**MATERIAL TO PROCESS:**
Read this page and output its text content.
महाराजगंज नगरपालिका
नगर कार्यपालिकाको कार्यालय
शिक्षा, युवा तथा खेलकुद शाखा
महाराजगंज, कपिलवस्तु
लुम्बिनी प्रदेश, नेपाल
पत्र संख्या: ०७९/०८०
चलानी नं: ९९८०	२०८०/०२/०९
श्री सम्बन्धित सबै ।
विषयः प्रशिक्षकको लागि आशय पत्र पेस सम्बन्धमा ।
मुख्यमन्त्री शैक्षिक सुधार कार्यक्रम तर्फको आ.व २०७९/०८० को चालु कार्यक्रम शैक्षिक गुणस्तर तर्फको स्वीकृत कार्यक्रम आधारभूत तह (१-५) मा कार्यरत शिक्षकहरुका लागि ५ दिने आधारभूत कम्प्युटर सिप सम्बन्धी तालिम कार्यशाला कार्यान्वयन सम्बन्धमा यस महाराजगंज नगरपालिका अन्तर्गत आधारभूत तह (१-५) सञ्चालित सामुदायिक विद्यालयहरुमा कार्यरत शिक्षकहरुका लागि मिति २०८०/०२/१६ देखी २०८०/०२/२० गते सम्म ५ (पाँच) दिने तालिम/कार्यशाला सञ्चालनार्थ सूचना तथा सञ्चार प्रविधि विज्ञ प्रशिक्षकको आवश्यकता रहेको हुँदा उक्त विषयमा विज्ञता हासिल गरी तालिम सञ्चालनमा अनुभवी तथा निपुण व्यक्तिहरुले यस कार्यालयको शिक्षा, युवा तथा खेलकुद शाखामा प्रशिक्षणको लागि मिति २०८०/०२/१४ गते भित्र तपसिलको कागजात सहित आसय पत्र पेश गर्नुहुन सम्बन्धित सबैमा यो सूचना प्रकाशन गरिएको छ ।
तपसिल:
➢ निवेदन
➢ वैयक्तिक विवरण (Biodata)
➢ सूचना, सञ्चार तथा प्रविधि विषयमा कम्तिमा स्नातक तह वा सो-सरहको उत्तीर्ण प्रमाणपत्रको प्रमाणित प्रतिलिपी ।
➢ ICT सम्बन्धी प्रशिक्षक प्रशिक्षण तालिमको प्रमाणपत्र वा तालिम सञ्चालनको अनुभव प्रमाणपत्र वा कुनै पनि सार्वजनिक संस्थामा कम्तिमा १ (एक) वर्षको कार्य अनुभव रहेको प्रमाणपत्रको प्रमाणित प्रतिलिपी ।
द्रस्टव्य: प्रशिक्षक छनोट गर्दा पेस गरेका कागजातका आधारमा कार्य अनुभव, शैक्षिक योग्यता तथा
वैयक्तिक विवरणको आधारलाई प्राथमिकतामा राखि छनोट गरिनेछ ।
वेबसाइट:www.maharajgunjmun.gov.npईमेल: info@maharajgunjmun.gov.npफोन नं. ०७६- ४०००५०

**TASK REQUIREMENTS:** Please reproduce every line of the material word for word.

**FINISHED ANSWER:**
Read this page and output its text content.
महाराजगंज नगरपालिका
नगर कार्यपालिकाको कार्यालय
शिक्षा, युवा तथा खेलकुद शाखा
महाराजगंज, कपिलवस्तु
लुम्बिनी प्रदेश, नेपाल
पत्र संख्या: ०७९/०८०
चलानी नं: ९९८०	२०८०/०२/०९
श्री सम्बन्धित सबै ।
विषयः प्रशिक्षकको लागि आशय पत्र पेस सम्बन्धमा ।
मुख्यमन्त्री शैक्षिक सुधार कार्यक्रम तर्फको आ.व २०७९/०८० को चालु कार्यक्रम शैक्षिक गुणस्तर तर्फको स्वीकृत कार्यक्रम आधारभूत तह (१-५) मा कार्यरत शिक्षकहरुका लागि ५ दिने आधारभूत कम्प्युटर सिप सम्बन्धी तालिम कार्यशाला कार्यान्वयन सम्बन्धमा यस महाराजगंज नगरपालिका अन्तर्गत आधारभूत तह (१-५) सञ्चालित सामुदायिक विद्यालयहरुमा कार्यरत शिक्षकहरुका लागि मिति २०८०/०२/१६ देखी २०८०/०२/२० गते सम्म ५ (पाँच) दिने तालिम/कार्यशाला सञ्चालनार्थ सूचना तथा सञ्चार प्रविधि विज्ञ प्रशिक्षकको आवश्यकता रहेको हुँदा उक्त विषयमा विज्ञता हासिल गरी तालिम सञ्चालनमा अनुभवी तथा निपुण व्यक्तिहरुले यस कार्यालयको शिक्षा, युवा तथा खेलकुद शाखामा प्रशिक्षणको लागि मिति २०८०/०२/१४ गते भित्र तपसिलको कागजात सहित आसय पत्र पेश गर्नुहुन सम्बन्धित सबैमा यो सूचना प्रकाशन गरिएको छ ।
तपसिल:
➢ निवेदन
➢ वैयक्तिक विवरण (Biodata)
➢ सूचना, सञ्चार तथा प्रविधि विषयमा कम्तिमा स्नातक तह वा सो-सरहको उत्तीर्ण प्रमाणपत्रको प्रमाणित प्रतिलिपी ।
➢ ICT सम्बन्धी प्रशिक्षक प्रशिक्षण तालिमको प्रमाणपत्र वा तालिम सञ्चालनको अनुभव प्रमाणपत्र वा कुनै पनि सार्वजनिक संस्थामा कम्तिमा १ (एक) वर्षको कार्य अनुभव रहेको प्रमाणपत्रको प्रमाणित प्रतिलिपी ।
द्रस्टव्य: प्रशिक्षक छनोट गर्दा पेस गरेका कागजातका आधारमा कार्य अनुभव, शैक्षिक योग्यता तथा
वैयक्तिक विवरणको आधारलाई प्राथमिकतामा राखि छनोट गरिनेछ ।
वेबसाइट:www.maharajgunjmun.gov.npईमेल: info@maharajgunjmun.gov.npफोन नं. ०७६- ४०००५०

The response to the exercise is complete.